Could every line of the data be printed exactly as it reads?

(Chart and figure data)
···

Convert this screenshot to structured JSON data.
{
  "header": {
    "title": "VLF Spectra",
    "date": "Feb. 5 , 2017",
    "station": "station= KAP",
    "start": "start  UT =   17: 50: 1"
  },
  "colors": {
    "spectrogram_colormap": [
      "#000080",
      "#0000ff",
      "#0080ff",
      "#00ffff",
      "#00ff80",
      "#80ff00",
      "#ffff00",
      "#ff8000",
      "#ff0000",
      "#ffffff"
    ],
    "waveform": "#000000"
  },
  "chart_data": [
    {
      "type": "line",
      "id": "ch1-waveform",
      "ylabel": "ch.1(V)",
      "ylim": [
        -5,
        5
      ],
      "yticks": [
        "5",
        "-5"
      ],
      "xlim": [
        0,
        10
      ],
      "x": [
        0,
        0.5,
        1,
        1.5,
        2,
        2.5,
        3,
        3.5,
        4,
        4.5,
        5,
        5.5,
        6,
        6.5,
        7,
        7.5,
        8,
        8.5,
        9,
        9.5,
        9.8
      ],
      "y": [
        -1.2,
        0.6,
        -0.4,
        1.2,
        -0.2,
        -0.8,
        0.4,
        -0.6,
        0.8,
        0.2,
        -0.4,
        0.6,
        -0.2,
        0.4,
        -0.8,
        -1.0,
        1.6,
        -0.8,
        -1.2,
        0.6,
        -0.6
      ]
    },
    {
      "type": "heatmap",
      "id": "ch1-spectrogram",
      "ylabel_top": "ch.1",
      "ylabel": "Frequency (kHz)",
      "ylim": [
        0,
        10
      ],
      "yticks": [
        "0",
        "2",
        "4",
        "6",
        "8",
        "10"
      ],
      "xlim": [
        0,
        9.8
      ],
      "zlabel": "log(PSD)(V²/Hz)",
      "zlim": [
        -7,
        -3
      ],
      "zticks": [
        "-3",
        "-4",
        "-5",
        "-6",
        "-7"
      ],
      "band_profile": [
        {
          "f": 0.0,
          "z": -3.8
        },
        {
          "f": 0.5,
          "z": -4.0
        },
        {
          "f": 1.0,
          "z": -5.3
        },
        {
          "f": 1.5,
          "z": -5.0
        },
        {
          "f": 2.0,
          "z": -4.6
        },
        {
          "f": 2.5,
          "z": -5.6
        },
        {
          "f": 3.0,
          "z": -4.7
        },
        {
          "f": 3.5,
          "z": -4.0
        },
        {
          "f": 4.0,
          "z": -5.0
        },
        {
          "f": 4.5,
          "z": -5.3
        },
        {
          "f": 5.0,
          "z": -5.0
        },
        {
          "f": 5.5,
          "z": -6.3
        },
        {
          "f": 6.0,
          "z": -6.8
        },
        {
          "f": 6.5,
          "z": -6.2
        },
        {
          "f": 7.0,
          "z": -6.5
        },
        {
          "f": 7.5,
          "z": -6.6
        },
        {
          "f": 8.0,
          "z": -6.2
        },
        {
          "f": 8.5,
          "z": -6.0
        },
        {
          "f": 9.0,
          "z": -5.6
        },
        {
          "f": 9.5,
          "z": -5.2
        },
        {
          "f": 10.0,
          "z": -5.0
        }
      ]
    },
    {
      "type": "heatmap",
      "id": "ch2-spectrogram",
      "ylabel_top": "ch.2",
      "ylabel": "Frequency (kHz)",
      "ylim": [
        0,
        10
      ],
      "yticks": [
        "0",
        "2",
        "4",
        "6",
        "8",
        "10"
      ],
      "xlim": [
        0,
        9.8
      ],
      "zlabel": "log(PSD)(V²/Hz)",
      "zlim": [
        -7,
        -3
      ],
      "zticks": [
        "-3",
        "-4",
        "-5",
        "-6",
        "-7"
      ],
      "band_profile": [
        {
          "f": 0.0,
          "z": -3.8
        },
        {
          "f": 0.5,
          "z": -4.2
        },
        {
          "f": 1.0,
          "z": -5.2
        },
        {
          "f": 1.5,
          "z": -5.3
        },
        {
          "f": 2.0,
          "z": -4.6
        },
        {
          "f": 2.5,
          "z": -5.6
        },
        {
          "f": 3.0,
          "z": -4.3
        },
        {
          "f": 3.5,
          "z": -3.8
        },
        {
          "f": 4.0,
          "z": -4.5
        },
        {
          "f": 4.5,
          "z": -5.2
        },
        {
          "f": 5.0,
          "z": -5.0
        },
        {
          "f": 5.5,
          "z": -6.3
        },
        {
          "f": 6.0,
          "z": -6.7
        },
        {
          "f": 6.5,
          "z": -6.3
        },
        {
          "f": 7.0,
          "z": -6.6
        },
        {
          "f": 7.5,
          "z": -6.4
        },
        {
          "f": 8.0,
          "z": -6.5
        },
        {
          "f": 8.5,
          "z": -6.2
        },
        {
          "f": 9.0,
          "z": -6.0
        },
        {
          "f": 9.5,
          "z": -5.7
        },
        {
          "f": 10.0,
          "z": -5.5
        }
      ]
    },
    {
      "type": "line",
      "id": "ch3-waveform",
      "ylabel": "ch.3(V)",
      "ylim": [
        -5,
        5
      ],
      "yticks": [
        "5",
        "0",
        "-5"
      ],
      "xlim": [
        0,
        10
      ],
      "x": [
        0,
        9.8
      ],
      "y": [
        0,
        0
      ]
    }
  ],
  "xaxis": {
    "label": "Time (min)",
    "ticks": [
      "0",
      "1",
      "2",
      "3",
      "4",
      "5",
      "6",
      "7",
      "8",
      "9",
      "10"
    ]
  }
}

···

Exercise result.
Convert this screenshot to structured JSON data.
{
  "header": {
    "title": "VLF Spectra",
    "date": "Feb. 5 , 2017",
    "station": "station= KAP",
    "start": "start  UT =   17: 50: 1"
  },
  "colors": {
    "spectrogram_colormap": [
      "#000080",
      "#0000ff",
      "#0080ff",
      "#00ffff",
      "#00ff80",
      "#80ff00",
      "#ffff00",
      "#ff8000",
      "#ff0000",
      "#ffffff"
    ],
    "waveform": "#000000"
  },
  "chart_data": [
    {
      "type": "line",
      "id": "ch1-waveform",
      "ylabel": "ch.1(V)",
      "ylim": [
        -5,
        5
      ],
      "yticks": [
        "5",
        "-5"
      ],
      "xlim": [
        0,
        10
      ],
      "x": [
        0,
        0.5,
        1,
        1.5,
        2,
        2.5,
        3,
        3.5,
        4,
        4.5,
        5,
        5.5,
        6,
        6.5,
        7,
        7.5,
        8,
        8.5,
        9,
        9.5,
        9.8
      ],
      "y": [
        -1.2,
        0.6,
        -0.4,
        1.2,
        -0.2,
        -0.8,
        0.4,
        -0.6,
        0.8,
        0.2,
        -0.4,
        0.6,
        -0.2,
        0.4,
        -0.8,
        -1.0,
        1.6,
        -0.8,
        -1.2,
        0.6,
        -0.6
      ]
    },
    {
      "type": "heatmap",
      "id": "ch1-spectrogram",
      "ylabel_top": "ch.1",
      "ylabel": "Frequency (kHz)",
      "ylim": [
        0,
        10
      ],
      "yticks": [
        "0",
        "2",
        "4",
        "6",
        "8",
        "10"
      ],
      "xlim": [
        0,
        9.8
      ],
      "zlabel": "log(PSD)(V²/Hz)",
      "zlim": [
        -7,
        -3
      ],
      "zticks": [
        "-3",
        "-4",
        "-5",
        "-6",
        "-7"
      ],
      "band_profile": [
        {
          "f": 0.0,
          "z": -3.8
        },
        {
          "f": 0.5,
          "z": -4.0
        },
        {
          "f": 1.0,
          "z": -5.3
        },
        {
          "f": 1.5,
          "z": -5.0
        },
        {
          "f": 2.0,
          "z": -4.6
        },
        {
          "f": 2.5,
          "z": -5.6
        },
        {
          "f": 3.0,
          "z": -4.7
        },
        {
          "f": 3.5,
          "z": -4.0
        },
        {
          "f": 4.0,
          "z": -5.0
        },
        {
          "f": 4.5,
          "z": -5.3
        },
        {
          "f": 5.0,
          "z": -5.0
        },
        {
          "f": 5.5,
          "z": -6.3
        },
        {
          "f": 6.0,
          "z": -6.8
        },
        {
          "f": 6.5,
          "z": -6.2
        },
        {
          "f": 7.0,
          "z": -6.5
        },
        {
          "f": 7.5,
          "z": -6.6
        },
        {
          "f": 8.0,
          "z": -6.2
        },
        {
          "f": 8.5,
          "z": -6.0
        },
        {
          "f": 9.0,
          "z": -5.6
        },
        {
          "f": 9.5,
          "z": -5.2
        },
        {
          "f": 10.0,
          "z": -5.0
        }
      ]
    },
    {
      "type": "heatmap",
      "id": "ch2-spectrogram",
      "ylabel_top": "ch.2",
      "ylabel": "Frequency (kHz)",
      "ylim": [
        0,
        10
      ],
      "yticks": [
        "0",
        "2",
        "4",
        "6",
        "8",
        "10"
      ],
      "xlim": [
        0,
        9.8
      ],
      "zlabel": "log(PSD)(V²/Hz)",
      "zlim": [
        -7,
        -3
      ],
      "zticks": [
        "-3",
        "-4",
        "-5",
        "-6",
        "-7"
      ],
      "band_profile": [
        {
          "f": 0.0,
          "z": -3.8
        },
        {
          "f": 0.5,
          "z": -4.2
        },
        {
          "f": 1.0,
          "z": -5.2
        },
        {
          "f": 1.5,
          "z": -5.3
        },
        {
          "f": 2.0,
          "z": -4.6
        },
        {
          "f": 2.5,
          "z": -5.6
        },
        {
          "f": 3.0,
          "z": -4.3
        },
        {
          "f": 3.5,
          "z": -3.8
        },
        {
          "f": 4.0,
          "z": -4.5
        },
        {
          "f": 4.5,
          "z": -5.2
        },
        {
          "f": 5.0,
          "z": -5.0
        },
        {
          "f": 5.5,
          "z": -6.3
        },
        {
          "f": 6.0,
          "z": -6.7
        },
        {
          "f": 6.5,
          "z": -6.3
        },
        {
          "f": 7.0,
          "z": -6.6
        },
        {
          "f": 7.5,
          "z": -6.4
        },
        {
          "f": 8.0,
          "z": -6.5
        },
        {
          "f": 8.5,
          "z": -6.2
        },
        {
          "f": 9.0,
          "z": -6.0
        },
        {
          "f": 9.5,
          "z": -5.7
        },
        {
          "f": 10.0,
          "z": -5.5
        }
      ]
    },
    {
      "type": "line",
      "id": "ch3-waveform",
      "ylabel": "ch.3(V)",
      "ylim": [
        -5,
        5
      ],
      "yticks": [
        "5",
        "0",
        "-5"
      ],
      "xlim": [
        0,
        10
      ],
      "x": [
        0,
        9.8
      ],
      "y": [
        0,
        0
      ]
    }
  ],
  "xaxis": {
    "label": "Time (min)",
    "ticks": [
      "0",
      "1",
      "2",
      "3",
      "4",
      "5",
      "6",
      "7",
      "8",
      "9",
      "10"
    ]
  }
}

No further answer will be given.